## ARBEITSAUFTRÄGE:
**1.** Geben Sie den Abschnitt der Filmbesprechung wortgetreu aus: Beginnen Sie bei den Worten „What does your“ und hören Sie nach „viel Spaß macht.“ auf.
**2.** Beantworten Sie anhand der Filmbesprechung die folgenden Fragen:
(a) In welche Gegend und welche Zeit versetzt Paul Thomas Anderson den Zuschauer?
(b) Wie heißen die beiden Hauptdarsteller?
(c) Wem glaubt man in vielen Szenen zuzusehen?
**3.** Prüfen Sie, ob die folgenden Aussagen mit der Filmbesprechung übereinstimmen. Antworten Sie jeweils mit Ja oder Nein, und belegen Sie Ihre Antwort mit einem wörtlichen Zitat aus dem Text.
(a) Der Film hat eine stringente Handlung.
(b) Beide Hauptdarsteller sind zum ersten Mal auf der großen Leinwand zu sehen.
(c) Das ziellose Herumstreifen macht wenig Spaß.

Samstag, 31. Januar 2026

LICORICE PIZZA (Paul Thomas Anderson, 2021)

What does your penis look like?

Licorice Pizza ist ein Film ohne stringente Handlung, in dem aber trotzdem ständig etwas passiert. Paul Thomas Anderson wirft den Zuschauer mitten ins San Fernando Valley der frühen 70er. Statt einer fokussierten Handlung gibt es eher ein zielloses Herumstreifen — aber eines, das erstaunlich viel Spaß macht.

Die beiden Hauptdarsteller, Alana Haim und Cooper Hoffman, beide zum ersten Mal auf der großen Leinwand, sind absolut liebenswert. Die Chemie zwischen den beiden stimmt und die von ihnen verkörperten Figuren wirken glaubwürdig. Man kauft ihnen jede Unsicherheit, jede Überheblichkeit und jeden spontanen Einfall ab. Die Ähnlichkeit Hoffmanns zu seinem großen Vater ist frappierend und auch von dessen Talent scheint er eine Menge mitbekommen zu haben. In vielen Szenen hat man das Gefühl, einem sehr jungen Philip Seymour Hoffman zuzusehen.

## EINTRÄGE:
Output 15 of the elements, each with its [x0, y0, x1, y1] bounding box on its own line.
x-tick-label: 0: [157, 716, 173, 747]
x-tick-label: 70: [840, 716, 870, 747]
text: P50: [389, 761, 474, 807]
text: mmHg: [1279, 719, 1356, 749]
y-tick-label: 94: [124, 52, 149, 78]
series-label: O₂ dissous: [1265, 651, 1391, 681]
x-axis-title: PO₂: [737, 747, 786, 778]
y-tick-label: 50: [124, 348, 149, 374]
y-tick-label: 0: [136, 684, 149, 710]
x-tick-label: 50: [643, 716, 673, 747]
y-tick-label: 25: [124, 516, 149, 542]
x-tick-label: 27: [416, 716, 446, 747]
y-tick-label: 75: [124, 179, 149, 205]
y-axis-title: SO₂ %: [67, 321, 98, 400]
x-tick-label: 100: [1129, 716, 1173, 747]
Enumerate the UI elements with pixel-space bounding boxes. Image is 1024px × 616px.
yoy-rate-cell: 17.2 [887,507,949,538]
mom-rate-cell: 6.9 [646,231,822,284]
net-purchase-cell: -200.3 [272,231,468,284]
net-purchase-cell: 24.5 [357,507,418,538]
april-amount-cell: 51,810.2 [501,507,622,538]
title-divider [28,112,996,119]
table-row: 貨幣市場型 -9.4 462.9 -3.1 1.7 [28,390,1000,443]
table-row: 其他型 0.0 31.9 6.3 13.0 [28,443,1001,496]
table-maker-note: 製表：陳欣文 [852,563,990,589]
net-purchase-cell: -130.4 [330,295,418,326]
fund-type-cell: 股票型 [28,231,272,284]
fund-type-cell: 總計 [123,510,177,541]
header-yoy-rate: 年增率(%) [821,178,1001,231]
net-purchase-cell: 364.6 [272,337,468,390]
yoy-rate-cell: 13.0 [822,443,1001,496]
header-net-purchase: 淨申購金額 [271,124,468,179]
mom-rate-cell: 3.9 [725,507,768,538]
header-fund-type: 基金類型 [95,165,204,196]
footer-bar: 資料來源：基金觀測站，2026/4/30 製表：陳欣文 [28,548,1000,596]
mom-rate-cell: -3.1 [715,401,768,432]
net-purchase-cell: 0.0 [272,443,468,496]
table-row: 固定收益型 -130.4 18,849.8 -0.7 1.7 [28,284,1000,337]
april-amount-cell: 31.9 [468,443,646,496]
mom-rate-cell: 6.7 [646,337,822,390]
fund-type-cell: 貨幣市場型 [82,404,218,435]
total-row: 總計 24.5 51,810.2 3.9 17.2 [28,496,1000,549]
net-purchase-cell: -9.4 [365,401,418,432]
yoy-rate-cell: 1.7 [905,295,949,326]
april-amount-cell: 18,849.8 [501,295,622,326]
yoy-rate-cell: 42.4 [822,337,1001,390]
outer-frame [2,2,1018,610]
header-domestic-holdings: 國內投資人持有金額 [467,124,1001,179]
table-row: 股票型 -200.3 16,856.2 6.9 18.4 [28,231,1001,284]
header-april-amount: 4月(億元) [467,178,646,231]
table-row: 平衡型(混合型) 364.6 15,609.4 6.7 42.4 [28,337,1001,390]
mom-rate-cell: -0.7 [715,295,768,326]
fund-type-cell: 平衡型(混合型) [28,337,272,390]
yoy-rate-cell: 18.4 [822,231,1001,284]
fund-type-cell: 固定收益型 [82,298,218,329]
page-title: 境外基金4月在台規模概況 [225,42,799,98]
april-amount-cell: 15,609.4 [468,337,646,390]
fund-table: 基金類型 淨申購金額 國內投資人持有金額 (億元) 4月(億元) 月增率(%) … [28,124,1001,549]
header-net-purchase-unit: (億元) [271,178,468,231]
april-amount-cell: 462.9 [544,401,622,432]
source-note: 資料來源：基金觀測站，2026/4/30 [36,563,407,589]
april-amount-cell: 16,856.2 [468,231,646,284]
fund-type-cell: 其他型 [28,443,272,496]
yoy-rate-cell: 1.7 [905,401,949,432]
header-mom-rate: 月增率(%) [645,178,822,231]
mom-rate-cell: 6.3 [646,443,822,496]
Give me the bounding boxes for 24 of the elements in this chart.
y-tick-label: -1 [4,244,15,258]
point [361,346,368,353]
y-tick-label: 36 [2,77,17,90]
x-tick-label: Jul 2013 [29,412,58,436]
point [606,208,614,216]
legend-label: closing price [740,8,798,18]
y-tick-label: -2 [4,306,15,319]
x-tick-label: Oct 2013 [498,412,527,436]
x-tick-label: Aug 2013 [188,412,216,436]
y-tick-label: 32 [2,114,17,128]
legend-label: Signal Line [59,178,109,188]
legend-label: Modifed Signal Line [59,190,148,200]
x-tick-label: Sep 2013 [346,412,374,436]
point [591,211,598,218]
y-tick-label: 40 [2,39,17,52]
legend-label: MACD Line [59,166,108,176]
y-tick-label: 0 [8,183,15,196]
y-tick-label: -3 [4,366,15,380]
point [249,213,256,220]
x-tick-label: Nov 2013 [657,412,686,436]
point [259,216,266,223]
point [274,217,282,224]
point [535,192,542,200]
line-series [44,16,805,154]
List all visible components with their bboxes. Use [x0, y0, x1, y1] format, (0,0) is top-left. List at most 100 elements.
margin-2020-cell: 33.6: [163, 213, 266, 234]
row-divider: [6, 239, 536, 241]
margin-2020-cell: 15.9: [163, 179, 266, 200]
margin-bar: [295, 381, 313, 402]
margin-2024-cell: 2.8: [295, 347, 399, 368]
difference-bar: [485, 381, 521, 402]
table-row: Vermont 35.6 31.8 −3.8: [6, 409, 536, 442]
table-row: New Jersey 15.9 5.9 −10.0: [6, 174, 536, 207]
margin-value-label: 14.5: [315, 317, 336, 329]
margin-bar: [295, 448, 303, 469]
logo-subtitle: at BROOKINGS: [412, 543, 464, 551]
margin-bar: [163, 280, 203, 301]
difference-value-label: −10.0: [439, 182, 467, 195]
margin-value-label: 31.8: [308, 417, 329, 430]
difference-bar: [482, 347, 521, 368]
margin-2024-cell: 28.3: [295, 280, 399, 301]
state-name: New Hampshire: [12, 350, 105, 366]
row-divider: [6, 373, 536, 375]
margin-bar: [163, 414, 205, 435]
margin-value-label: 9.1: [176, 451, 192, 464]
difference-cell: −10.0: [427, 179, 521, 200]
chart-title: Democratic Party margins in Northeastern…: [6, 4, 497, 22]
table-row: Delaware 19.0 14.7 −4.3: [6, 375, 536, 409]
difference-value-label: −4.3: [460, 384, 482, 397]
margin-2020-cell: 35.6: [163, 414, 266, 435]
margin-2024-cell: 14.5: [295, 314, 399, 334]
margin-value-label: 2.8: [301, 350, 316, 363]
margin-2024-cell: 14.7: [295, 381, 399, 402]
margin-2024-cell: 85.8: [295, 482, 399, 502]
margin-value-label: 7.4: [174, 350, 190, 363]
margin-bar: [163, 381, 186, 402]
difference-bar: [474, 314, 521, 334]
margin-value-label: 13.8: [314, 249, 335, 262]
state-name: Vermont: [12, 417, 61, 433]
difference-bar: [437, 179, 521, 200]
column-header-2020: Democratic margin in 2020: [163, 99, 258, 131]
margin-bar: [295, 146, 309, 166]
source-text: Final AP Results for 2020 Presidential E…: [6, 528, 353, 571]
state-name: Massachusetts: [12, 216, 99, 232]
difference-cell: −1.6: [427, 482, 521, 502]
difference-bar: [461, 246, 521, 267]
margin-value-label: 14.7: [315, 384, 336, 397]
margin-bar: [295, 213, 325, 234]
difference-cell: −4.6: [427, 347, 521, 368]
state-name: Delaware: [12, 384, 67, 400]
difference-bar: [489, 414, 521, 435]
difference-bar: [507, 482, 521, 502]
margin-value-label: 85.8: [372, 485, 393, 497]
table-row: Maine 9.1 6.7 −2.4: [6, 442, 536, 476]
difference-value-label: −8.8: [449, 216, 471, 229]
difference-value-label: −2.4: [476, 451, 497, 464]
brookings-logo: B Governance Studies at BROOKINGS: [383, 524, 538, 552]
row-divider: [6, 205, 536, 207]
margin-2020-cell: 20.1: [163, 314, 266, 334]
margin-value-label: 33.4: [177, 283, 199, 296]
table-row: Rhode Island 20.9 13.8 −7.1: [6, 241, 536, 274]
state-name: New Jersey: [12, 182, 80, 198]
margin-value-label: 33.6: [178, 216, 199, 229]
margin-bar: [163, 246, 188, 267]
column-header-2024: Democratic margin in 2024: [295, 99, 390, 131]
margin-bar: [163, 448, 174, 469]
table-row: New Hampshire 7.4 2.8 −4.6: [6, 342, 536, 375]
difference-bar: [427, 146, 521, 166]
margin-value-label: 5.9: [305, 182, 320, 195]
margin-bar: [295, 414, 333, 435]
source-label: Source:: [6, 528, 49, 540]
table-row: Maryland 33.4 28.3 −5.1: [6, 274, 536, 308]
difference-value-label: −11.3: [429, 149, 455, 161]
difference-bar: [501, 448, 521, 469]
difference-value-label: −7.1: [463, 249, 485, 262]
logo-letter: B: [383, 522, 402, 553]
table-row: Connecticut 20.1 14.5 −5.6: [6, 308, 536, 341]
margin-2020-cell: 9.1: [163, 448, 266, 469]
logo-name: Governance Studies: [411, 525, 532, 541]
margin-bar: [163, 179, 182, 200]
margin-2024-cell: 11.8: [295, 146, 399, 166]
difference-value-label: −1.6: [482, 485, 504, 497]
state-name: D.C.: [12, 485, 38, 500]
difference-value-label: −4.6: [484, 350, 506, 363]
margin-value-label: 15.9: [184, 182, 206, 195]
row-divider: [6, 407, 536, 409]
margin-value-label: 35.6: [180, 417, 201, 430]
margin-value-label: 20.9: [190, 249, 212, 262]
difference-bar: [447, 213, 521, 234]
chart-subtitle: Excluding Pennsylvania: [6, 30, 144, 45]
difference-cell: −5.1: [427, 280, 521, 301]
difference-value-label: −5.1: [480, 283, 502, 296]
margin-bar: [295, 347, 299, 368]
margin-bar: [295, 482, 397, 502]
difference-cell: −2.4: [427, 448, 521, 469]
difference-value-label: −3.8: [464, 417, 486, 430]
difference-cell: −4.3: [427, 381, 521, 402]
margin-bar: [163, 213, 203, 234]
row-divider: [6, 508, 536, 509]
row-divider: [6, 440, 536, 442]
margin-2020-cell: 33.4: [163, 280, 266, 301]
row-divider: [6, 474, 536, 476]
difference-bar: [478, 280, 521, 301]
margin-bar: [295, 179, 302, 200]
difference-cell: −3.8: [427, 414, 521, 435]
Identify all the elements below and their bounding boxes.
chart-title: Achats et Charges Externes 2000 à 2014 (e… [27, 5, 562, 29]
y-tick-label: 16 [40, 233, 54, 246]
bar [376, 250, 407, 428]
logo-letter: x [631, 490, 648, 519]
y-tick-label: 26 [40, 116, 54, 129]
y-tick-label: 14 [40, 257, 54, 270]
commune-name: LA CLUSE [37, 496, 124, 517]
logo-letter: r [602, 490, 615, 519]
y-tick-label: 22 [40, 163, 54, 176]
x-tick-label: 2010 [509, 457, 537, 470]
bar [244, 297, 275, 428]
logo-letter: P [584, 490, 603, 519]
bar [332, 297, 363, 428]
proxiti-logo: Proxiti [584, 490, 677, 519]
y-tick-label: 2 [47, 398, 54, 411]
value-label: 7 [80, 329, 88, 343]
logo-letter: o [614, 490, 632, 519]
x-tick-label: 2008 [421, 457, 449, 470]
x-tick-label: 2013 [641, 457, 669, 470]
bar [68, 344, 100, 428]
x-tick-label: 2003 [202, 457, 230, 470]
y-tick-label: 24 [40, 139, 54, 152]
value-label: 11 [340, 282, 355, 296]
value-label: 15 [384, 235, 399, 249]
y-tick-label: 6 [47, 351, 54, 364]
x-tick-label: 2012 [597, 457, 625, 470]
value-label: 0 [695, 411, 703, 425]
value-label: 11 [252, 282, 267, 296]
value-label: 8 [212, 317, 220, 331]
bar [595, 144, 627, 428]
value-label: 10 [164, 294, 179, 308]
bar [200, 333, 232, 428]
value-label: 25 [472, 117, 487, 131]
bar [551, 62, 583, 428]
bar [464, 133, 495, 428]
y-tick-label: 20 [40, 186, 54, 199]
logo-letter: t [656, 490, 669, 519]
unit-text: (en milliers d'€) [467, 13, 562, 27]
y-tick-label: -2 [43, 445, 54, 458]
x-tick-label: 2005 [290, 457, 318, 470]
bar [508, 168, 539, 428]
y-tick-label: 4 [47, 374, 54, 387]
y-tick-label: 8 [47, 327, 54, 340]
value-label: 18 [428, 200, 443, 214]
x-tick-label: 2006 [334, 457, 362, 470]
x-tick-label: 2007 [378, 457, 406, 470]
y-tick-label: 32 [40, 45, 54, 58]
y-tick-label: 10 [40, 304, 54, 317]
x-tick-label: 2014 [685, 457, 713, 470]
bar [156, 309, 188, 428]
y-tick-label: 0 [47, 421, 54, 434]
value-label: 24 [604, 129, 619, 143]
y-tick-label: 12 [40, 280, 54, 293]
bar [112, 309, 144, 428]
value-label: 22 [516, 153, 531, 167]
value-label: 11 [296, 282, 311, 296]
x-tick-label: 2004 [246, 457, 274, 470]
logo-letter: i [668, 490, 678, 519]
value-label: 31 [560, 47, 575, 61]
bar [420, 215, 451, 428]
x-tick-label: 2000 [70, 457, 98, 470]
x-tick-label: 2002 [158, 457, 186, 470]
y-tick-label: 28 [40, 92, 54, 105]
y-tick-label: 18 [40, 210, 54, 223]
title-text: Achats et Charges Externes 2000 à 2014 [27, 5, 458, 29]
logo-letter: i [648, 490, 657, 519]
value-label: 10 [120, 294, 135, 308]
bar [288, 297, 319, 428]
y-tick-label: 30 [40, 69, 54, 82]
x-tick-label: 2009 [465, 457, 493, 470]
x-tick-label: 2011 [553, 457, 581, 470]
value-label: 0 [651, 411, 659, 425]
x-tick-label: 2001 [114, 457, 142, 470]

## LÖSUNGEN:
**1.**
What does your penis look like?

Licorice Pizza ist ein Film ohne stringente Handlung, in dem aber trotzdem ständig etwas passiert. Paul Thomas Anderson wirft den Zuschauer mitten ins San Fernando Valley der frühen 70er. Statt einer fokussierten Handlung gibt es eher ein zielloses Herumstreifen — aber eines, das erstaunlich viel Spaß macht.

**2.**
(a) Ins San Fernando Valley der frühen 70er.
(b) Alana Haim und Cooper Hoffman.
(c) Einem sehr jungen Philip Seymour Hoffman.

**3.**
(a) Nein: „ein Film ohne stringente Handlung“
(b) Ja: „beide zum ersten Mal auf der großen Leinwand“
(c) Nein: „aber eines, das erstaunlich viel Spaß macht“